> _Text provided_:
* Start *

DSA In-Place Linked List

Reverse Linked List II

Reverse the sublist between positions left and right in place using the dummy-head + head-insertion trick.

Medium
Time O(n) Space O(1)
LeetCode
3 min read
linked-list

Problem#

Reverse the nodes of the list from position left to right (1-indexed, inclusive). Return the modified list.

Examples#

  • [1,2,3,4,5], left = 2, right = 4[1,4,3,2,5]
  • [5], left = 1, right = 1[5]

Constraints#

  • 1 <= n <= 500.

Approach#

Dummy head. Walk to the node before left (call it pre). Use the head-insertion trick: take the node right after pre->next (call it mover) and move it to the front of the segment. Repeat right - left times.

* End *

> _Extracted data_:
* Start *

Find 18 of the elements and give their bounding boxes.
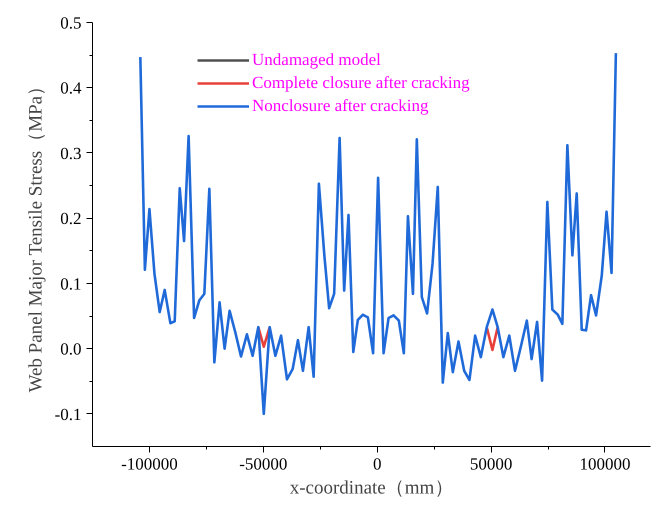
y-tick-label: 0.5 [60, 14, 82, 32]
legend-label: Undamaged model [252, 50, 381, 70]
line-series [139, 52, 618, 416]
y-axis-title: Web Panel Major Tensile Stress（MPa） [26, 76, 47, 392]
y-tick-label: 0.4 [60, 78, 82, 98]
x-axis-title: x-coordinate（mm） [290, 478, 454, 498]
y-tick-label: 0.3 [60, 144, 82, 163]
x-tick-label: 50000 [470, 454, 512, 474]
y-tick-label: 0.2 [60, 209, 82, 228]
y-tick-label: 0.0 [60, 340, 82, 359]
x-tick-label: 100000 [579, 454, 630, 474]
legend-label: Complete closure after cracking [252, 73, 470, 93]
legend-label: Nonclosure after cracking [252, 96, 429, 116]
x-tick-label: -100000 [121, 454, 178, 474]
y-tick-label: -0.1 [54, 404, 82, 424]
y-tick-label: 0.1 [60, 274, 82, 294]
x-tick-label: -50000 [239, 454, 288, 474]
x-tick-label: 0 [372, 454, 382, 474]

* End *

> _Exercise objective_: Could you reproduce the whole Reverse Linked List II page above, word for word?

> _Task response_:
DSA In-Place Linked List

Reverse Linked List II

Reverse the sublist between positions left and right in place using the dummy-head + head-insertion trick.

Medium
Time O(n) Space O(1)
LeetCode
3 min read
linked-list

Problem#

Reverse the nodes of the list from position left to right (1-indexed, inclusive). Return the modified list.

Examples#

  • [1,2,3,4,5], left = 2, right = 4[1,4,3,2,5]
  • [5], left = 1, right = 1[5]

Constraints#

  • 1 <= n <= 500.

Approach#

Dummy head. Walk to the node before left (call it pre). Use the head-insertion trick: take the node right after pre->next (call it mover) and move it to the front of the segment. Repeat right - left times.